**TASK INSTRUCTIONS:** Extract the records below word for word and ignore the images.
---+---
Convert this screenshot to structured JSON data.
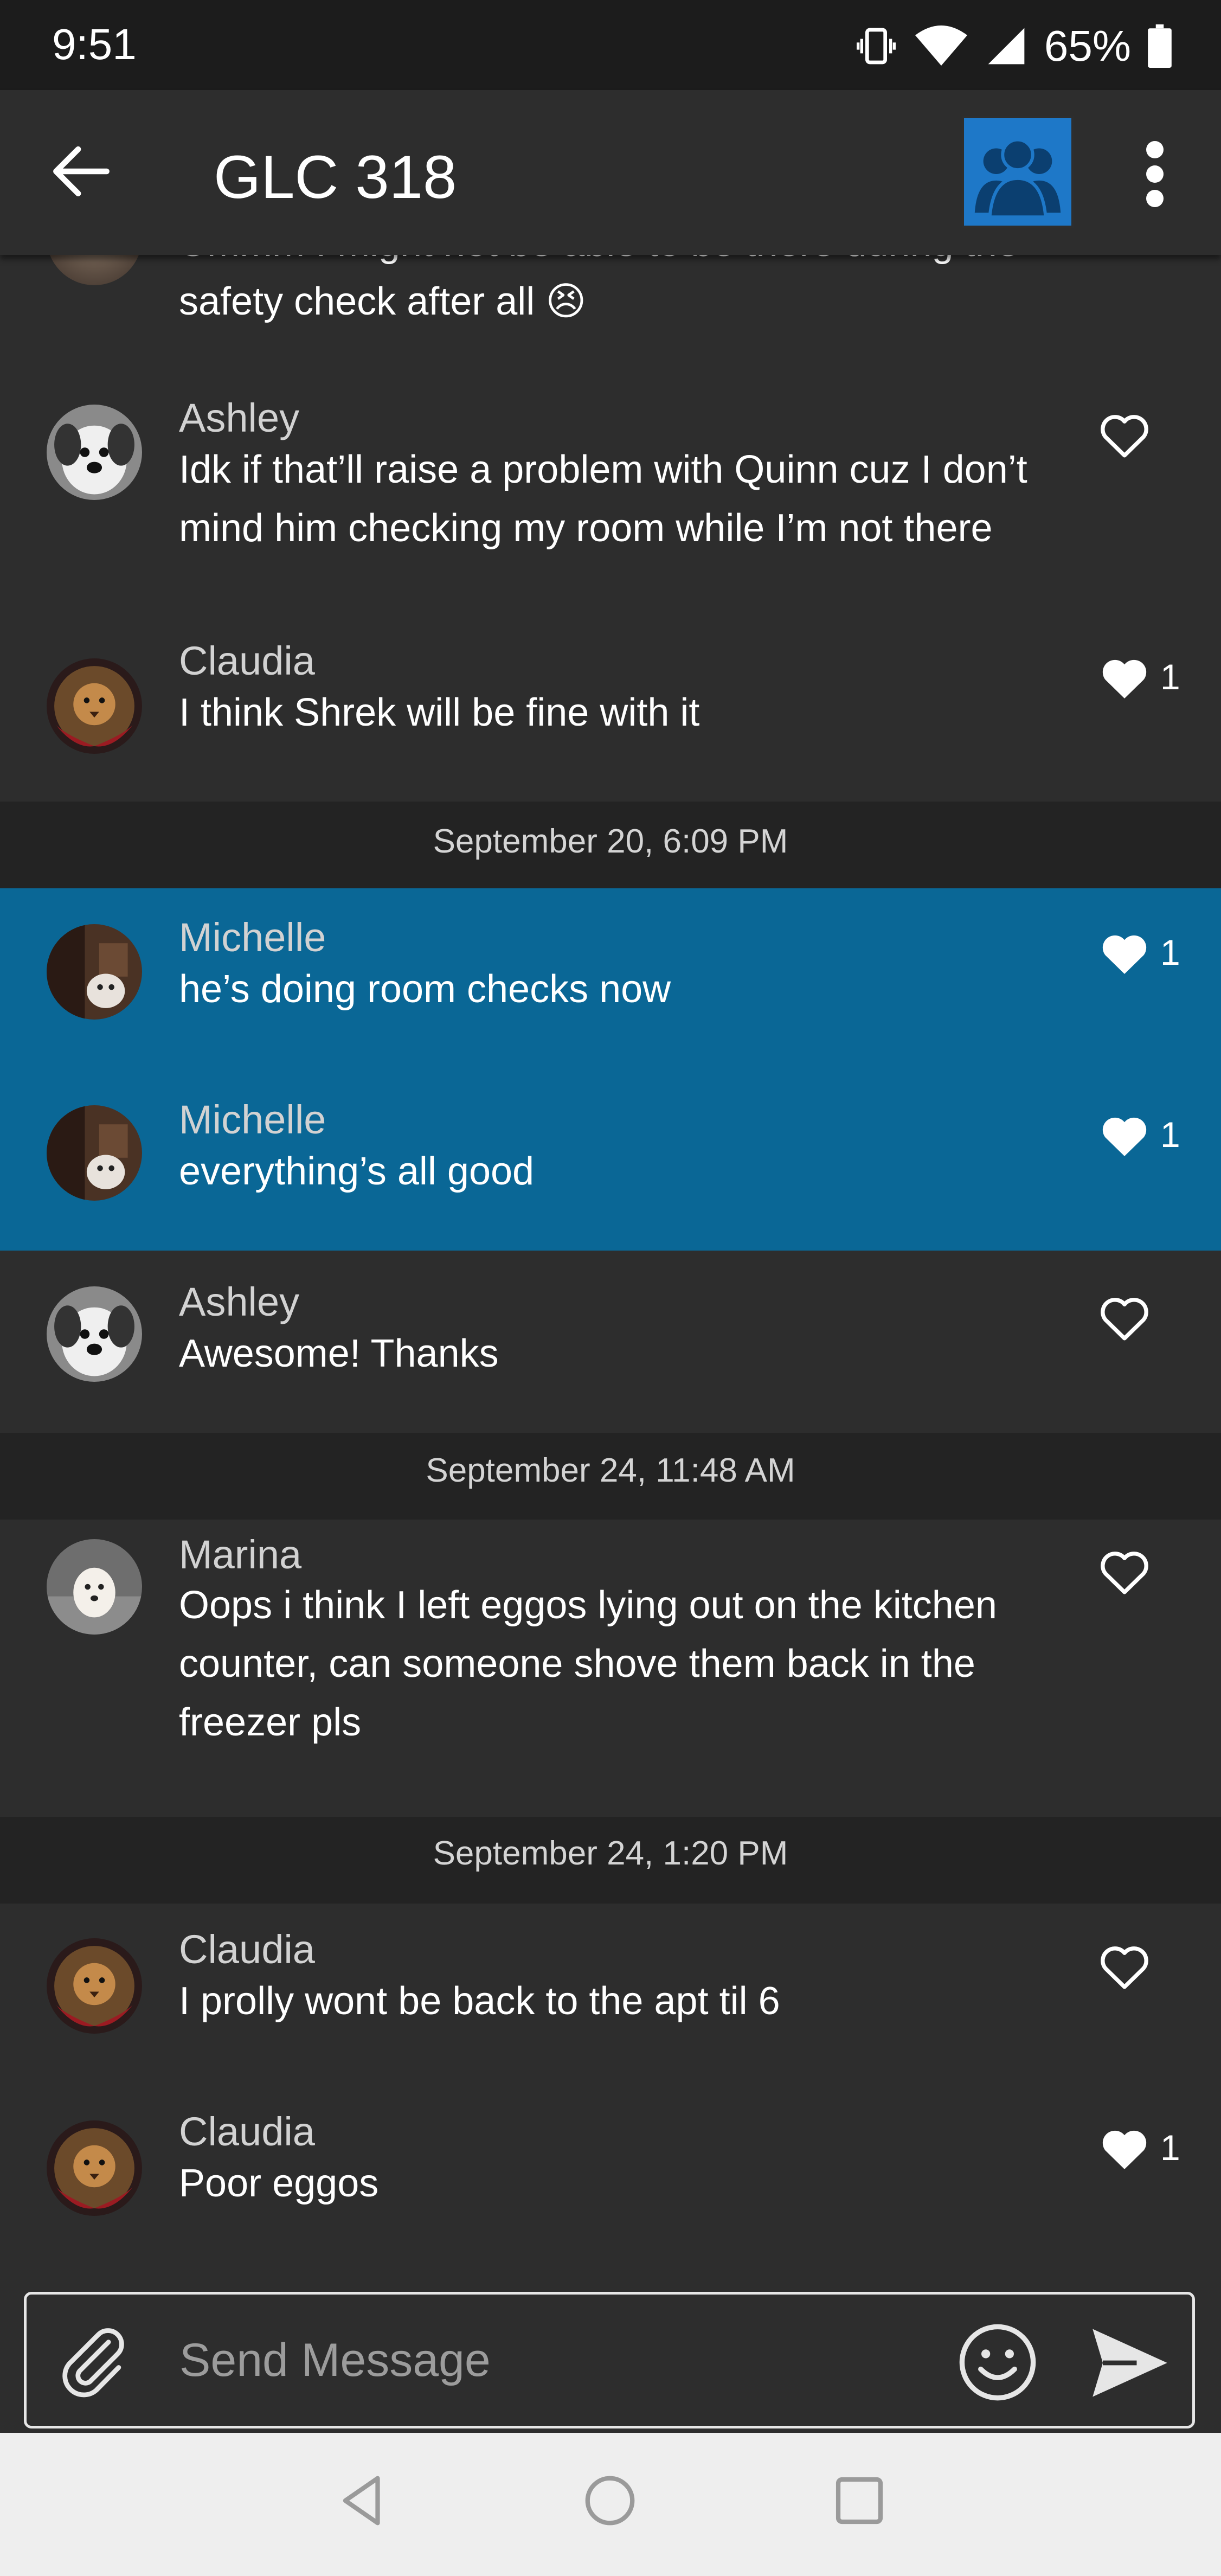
{
  "status_bar": {
    "time": "9:51",
    "battery": "65%",
    "icons": [
      "vibrate-icon",
      "wifi-icon",
      "signal-icon",
      "battery-icon"
    ]
  },
  "app_bar": {
    "title": "GLC 318",
    "back_icon": "arrow-left-icon",
    "menu_icon": "more-vert-icon",
    "group_icon": "group-avatar-icon"
  },
  "messages": [
    {
      "text": "Ummm I might not be able to be there during the safety check after all 😣"
    },
    {
      "sender": "Ashley",
      "text": "Idk if that’ll raise a problem with Quinn cuz I don’t mind him checking my room while I’m not there"
    },
    {
      "sender": "Claudia",
      "text": "I think Shrek will be fine with it",
      "likes": "1"
    },
    {
      "separator": "September 20, 6:09 PM"
    },
    {
      "sender": "Michelle",
      "text": "he’s doing room checks now",
      "likes": "1"
    },
    {
      "sender": "Michelle",
      "text": "everything’s all good",
      "likes": "1"
    },
    {
      "sender": "Ashley",
      "text": "Awesome! Thanks"
    },
    {
      "separator": "September 24, 11:48 AM"
    },
    {
      "sender": "Marina",
      "text": "Oops i think I left eggos lying out on the kitchen counter, can someone shove them back in the freezer pls"
    },
    {
      "separator": "September 24, 1:20 PM"
    },
    {
      "sender": "Claudia",
      "text": "I prolly wont be back to the apt til 6"
    },
    {
      "sender": "Claudia",
      "text": "Poor eggos",
      "likes": "1"
    }
  ],
  "compose": {
    "placeholder": "Send Message"
  },
  "colors": {
    "highlight": "#0a6796",
    "background": "#2d2d2d",
    "separator": "#232323",
    "group_avatar": "#1e78c8"
  }
}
---+---
**TASK OUTPUT:**
Convert this screenshot to structured JSON data.
{
  "status_bar": {
    "time": "9:51",
    "battery": "65%",
    "icons": [
      "vibrate-icon",
      "wifi-icon",
      "signal-icon",
      "battery-icon"
    ]
  },
  "app_bar": {
    "title": "GLC 318",
    "back_icon": "arrow-left-icon",
    "menu_icon": "more-vert-icon",
    "group_icon": "group-avatar-icon"
  },
  "messages": [
    {
      "text": "Ummm I might not be able to be there during the safety check after all 😣"
    },
    {
      "sender": "Ashley",
      "text": "Idk if that’ll raise a problem with Quinn cuz I don’t mind him checking my room while I’m not there"
    },
    {
      "sender": "Claudia",
      "text": "I think Shrek will be fine with it",
      "likes": "1"
    },
    {
      "separator": "September 20, 6:09 PM"
    },
    {
      "sender": "Michelle",
      "text": "he’s doing room checks now",
      "likes": "1"
    },
    {
      "sender": "Michelle",
      "text": "everything’s all good",
      "likes": "1"
    },
    {
      "sender": "Ashley",
      "text": "Awesome! Thanks"
    },
    {
      "separator": "September 24, 11:48 AM"
    },
    {
      "sender": "Marina",
      "text": "Oops i think I left eggos lying out on the kitchen counter, can someone shove them back in the freezer pls"
    },
    {
      "separator": "September 24, 1:20 PM"
    },
    {
      "sender": "Claudia",
      "text": "I prolly wont be back to the apt til 6"
    },
    {
      "sender": "Claudia",
      "text": "Poor eggos",
      "likes": "1"
    }
  ],
  "compose": {
    "placeholder": "Send Message"
  },
  "colors": {
    "highlight": "#0a6796",
    "background": "#2d2d2d",
    "separator": "#232323",
    "group_avatar": "#1e78c8"
  }
}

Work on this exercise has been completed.